(Chart and figure data)
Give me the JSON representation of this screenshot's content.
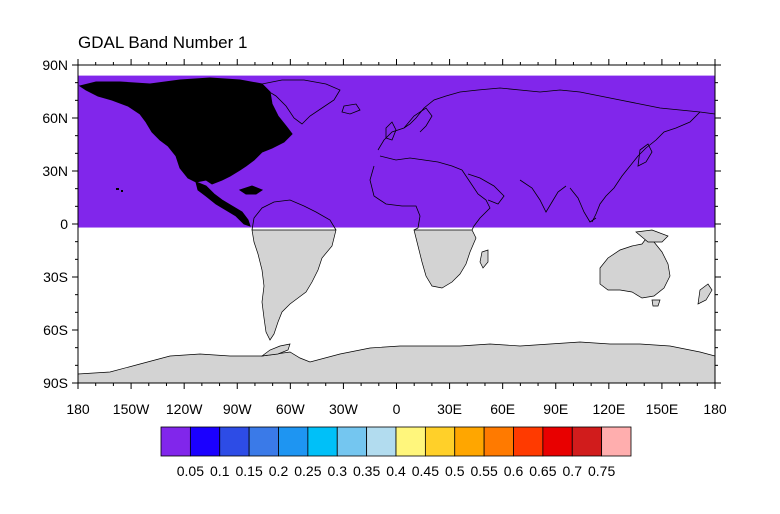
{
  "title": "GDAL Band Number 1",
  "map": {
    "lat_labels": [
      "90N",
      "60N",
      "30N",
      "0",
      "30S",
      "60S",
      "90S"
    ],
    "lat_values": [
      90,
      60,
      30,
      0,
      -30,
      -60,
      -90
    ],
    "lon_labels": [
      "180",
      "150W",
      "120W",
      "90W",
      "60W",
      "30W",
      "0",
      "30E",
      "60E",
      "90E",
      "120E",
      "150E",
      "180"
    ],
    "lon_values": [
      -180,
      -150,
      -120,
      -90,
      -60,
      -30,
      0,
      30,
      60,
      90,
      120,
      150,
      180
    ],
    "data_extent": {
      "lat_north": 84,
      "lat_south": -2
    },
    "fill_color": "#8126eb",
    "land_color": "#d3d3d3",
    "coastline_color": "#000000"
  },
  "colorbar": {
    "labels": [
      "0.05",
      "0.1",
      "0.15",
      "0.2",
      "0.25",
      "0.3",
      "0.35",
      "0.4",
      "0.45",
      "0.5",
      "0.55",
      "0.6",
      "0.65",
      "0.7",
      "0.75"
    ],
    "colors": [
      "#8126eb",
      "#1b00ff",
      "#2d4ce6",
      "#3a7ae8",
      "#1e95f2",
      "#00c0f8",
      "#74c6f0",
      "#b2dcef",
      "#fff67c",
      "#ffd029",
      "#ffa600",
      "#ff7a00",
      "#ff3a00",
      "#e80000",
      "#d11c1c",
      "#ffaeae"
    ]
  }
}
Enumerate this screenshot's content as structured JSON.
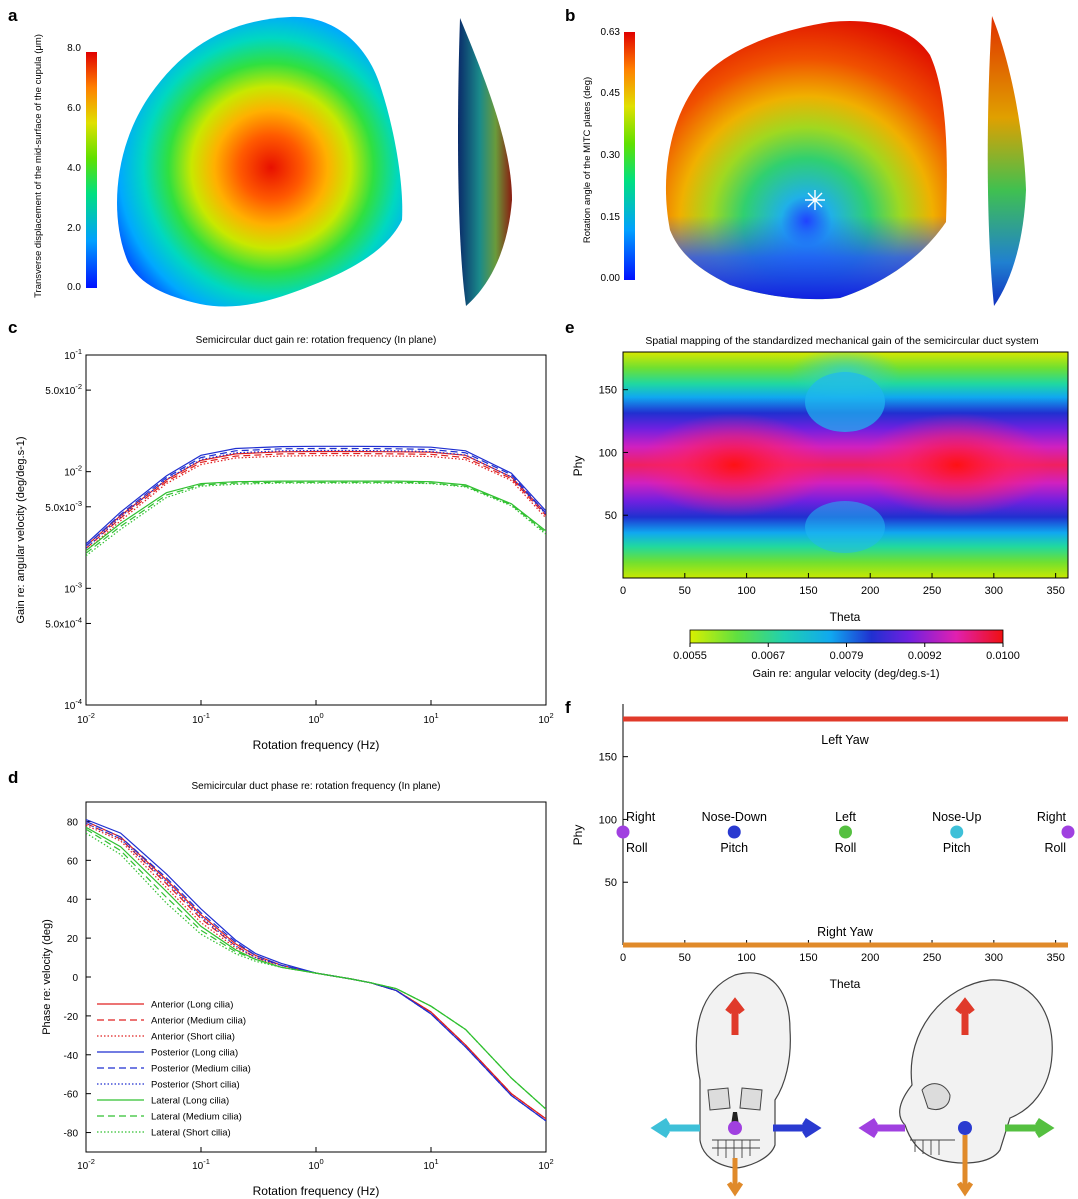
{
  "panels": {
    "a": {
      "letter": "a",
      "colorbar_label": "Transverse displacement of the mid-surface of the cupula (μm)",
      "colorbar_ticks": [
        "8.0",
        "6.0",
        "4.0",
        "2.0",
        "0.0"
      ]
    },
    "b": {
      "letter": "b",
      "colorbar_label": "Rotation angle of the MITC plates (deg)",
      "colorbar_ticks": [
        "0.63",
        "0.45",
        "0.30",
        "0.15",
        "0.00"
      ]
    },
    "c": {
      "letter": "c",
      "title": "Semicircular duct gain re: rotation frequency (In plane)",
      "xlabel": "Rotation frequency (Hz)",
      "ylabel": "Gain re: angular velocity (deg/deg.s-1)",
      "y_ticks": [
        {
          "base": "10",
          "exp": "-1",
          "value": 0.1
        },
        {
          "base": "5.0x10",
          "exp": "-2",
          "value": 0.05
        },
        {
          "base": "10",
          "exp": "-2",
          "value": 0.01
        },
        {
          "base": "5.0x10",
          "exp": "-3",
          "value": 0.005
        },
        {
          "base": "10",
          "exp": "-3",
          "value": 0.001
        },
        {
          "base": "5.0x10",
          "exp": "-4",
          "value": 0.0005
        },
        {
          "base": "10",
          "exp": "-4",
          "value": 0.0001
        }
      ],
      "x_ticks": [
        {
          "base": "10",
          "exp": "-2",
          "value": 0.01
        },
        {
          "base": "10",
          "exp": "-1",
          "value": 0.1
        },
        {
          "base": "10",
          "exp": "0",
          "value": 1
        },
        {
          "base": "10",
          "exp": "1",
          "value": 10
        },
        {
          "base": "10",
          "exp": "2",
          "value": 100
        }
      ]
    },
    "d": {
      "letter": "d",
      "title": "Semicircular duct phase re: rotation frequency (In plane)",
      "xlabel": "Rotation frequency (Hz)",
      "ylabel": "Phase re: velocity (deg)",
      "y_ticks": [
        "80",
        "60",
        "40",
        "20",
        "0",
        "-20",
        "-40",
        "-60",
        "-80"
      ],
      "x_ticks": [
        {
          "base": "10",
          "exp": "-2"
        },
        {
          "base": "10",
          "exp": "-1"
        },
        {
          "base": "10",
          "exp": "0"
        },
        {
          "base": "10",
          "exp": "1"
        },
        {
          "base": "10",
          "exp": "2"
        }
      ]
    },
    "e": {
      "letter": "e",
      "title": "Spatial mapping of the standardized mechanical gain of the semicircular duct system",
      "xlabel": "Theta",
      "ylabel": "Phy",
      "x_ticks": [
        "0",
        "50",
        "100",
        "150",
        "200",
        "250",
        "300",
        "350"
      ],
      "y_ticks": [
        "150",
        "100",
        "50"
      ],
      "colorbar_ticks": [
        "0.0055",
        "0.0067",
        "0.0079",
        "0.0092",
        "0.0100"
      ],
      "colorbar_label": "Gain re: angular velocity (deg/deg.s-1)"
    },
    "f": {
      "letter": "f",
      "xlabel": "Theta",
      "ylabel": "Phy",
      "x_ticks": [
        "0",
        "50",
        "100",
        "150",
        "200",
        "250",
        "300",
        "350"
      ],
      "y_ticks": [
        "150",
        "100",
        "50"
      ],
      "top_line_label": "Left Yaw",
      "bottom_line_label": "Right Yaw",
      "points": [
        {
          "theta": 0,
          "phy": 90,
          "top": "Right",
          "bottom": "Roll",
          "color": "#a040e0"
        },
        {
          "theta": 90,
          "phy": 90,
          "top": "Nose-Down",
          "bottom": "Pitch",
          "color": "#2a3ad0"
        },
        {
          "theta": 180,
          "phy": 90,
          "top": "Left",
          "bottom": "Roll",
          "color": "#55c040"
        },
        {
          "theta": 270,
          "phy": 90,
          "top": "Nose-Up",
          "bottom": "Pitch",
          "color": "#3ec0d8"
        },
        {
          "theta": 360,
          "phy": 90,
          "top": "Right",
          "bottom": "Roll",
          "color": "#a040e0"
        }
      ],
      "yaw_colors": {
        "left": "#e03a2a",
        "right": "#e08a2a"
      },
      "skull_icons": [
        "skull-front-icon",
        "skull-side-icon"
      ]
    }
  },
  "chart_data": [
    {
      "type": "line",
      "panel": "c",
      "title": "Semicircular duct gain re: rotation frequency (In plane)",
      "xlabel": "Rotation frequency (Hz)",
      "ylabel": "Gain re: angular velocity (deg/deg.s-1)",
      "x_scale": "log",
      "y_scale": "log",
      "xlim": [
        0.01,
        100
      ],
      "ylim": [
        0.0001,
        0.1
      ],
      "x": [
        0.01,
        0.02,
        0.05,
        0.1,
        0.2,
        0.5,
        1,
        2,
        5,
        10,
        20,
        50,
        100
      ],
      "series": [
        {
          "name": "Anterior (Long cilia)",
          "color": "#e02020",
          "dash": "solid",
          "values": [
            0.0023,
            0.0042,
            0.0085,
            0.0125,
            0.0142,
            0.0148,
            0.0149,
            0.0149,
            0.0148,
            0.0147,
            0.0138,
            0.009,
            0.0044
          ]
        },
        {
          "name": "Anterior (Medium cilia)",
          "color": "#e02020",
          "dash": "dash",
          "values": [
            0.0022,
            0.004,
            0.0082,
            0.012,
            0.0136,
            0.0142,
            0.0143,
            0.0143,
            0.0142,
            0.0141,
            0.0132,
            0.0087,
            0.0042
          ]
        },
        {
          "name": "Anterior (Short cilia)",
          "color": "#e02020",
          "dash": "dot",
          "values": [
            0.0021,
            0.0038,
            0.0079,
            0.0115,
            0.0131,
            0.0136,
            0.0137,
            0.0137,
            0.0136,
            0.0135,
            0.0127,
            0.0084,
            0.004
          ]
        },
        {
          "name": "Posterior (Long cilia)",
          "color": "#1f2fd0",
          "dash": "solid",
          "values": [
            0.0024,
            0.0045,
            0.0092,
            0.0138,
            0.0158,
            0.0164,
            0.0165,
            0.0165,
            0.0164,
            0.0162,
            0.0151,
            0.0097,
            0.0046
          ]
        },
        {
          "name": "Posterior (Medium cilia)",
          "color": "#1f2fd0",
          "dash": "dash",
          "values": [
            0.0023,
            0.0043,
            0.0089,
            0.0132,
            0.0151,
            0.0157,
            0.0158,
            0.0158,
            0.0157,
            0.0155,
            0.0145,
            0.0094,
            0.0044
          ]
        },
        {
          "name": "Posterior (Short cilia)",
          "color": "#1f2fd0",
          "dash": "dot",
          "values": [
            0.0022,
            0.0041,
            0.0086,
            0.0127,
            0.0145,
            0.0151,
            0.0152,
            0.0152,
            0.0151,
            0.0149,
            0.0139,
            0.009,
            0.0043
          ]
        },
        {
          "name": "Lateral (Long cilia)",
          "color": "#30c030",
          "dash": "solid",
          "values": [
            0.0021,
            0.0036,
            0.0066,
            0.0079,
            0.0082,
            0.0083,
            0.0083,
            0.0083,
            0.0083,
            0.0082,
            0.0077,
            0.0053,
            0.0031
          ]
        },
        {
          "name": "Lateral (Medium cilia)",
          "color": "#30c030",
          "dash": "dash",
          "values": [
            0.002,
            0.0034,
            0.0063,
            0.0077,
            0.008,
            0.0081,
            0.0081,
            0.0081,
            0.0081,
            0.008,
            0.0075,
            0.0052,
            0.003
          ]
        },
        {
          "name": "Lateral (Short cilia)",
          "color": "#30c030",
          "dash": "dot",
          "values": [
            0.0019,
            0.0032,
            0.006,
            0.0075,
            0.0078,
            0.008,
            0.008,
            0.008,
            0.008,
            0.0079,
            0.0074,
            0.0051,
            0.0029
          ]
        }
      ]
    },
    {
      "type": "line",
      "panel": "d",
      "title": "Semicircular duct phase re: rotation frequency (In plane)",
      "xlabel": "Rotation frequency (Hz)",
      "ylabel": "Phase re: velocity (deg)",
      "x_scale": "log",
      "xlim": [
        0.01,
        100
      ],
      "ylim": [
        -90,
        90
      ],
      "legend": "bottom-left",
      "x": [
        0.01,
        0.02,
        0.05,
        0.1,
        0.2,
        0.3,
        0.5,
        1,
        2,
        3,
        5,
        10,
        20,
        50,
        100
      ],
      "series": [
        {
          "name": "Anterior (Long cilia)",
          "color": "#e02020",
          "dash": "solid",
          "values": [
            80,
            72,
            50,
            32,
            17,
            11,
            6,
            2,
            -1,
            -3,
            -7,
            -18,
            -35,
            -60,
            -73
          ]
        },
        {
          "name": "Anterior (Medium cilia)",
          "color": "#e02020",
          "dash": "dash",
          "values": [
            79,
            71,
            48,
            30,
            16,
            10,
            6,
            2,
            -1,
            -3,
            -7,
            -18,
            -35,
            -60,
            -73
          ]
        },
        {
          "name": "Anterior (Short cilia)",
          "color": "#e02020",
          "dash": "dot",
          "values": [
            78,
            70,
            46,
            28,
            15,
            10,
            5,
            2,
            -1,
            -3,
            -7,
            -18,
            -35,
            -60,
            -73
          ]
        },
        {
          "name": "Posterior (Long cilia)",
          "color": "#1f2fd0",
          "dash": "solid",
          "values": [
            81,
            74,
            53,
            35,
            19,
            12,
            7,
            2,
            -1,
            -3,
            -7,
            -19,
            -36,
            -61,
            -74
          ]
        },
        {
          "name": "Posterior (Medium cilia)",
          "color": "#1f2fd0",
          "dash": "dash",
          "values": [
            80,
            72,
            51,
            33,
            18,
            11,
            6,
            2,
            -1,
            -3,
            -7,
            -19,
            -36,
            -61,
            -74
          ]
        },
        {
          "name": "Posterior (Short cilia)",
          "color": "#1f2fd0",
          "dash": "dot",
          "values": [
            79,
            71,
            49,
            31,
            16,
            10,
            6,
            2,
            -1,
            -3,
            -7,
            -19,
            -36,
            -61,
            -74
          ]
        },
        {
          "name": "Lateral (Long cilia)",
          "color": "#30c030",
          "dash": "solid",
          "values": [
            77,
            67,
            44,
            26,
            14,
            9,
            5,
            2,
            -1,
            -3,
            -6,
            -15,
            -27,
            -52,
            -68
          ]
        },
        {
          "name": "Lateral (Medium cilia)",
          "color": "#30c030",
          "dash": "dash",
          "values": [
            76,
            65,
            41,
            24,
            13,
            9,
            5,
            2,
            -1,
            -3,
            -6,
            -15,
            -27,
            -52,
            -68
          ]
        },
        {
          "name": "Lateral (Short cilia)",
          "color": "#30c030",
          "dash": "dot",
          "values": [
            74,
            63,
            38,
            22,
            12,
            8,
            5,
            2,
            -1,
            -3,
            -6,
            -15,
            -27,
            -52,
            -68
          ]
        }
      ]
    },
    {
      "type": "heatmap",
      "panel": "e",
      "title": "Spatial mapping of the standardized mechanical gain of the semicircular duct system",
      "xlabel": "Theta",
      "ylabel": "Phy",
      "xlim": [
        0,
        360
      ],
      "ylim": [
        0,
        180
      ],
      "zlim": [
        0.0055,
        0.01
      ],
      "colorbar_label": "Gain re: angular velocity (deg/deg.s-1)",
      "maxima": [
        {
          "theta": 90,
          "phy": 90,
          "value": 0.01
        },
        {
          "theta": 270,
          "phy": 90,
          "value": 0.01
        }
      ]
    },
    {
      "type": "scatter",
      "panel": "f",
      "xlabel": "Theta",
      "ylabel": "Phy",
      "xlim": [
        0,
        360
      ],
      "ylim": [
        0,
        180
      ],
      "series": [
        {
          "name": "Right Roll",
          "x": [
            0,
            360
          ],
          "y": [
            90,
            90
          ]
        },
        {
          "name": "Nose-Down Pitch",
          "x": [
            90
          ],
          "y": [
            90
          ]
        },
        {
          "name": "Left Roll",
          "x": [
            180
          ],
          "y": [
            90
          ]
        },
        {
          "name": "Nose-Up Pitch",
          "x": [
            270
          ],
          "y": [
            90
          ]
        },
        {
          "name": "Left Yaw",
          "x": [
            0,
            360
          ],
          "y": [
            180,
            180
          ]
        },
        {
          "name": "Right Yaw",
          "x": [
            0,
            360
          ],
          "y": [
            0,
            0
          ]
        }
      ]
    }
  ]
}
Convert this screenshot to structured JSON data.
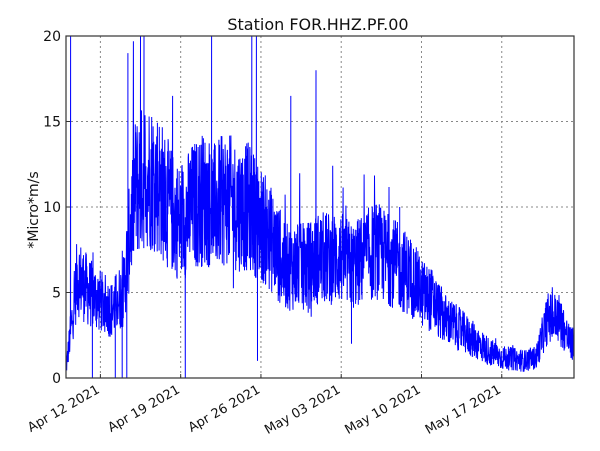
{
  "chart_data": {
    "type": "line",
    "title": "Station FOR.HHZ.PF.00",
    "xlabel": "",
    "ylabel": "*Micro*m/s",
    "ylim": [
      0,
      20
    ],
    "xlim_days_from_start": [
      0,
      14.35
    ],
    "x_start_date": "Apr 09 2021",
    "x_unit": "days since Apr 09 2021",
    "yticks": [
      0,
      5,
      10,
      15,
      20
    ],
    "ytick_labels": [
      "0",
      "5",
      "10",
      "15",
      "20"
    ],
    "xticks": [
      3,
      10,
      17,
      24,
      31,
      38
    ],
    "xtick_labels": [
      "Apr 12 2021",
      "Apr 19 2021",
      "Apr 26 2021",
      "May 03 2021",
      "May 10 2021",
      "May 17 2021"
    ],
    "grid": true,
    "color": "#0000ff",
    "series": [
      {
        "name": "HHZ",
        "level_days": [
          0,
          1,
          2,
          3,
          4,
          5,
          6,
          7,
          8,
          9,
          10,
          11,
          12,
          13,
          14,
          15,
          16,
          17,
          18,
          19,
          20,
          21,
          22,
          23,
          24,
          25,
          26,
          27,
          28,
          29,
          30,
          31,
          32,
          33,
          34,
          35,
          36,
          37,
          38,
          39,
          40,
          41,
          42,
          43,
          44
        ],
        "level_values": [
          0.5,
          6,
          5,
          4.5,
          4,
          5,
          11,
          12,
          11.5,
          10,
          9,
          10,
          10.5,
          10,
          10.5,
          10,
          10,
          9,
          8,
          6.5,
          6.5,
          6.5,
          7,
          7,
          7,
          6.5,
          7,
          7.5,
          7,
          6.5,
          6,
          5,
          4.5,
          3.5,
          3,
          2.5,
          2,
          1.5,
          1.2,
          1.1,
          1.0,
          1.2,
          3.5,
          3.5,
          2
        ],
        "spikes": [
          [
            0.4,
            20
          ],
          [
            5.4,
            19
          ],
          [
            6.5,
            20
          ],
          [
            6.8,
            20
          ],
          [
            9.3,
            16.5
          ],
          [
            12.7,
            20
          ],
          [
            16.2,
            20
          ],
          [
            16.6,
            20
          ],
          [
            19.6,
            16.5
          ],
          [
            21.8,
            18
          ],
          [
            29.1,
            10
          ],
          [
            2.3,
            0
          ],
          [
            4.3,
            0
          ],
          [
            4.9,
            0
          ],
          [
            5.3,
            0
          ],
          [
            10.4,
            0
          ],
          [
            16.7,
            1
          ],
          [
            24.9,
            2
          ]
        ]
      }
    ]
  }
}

**What is asked:** Search the data above for lines holding "JSON" and copy each of them.

**Correct answer:**
Give me the JSON representation of this screenshot's content.
Enumerate this screenshot's content as structured JSON.
Convert this screenshot to structured JSON data.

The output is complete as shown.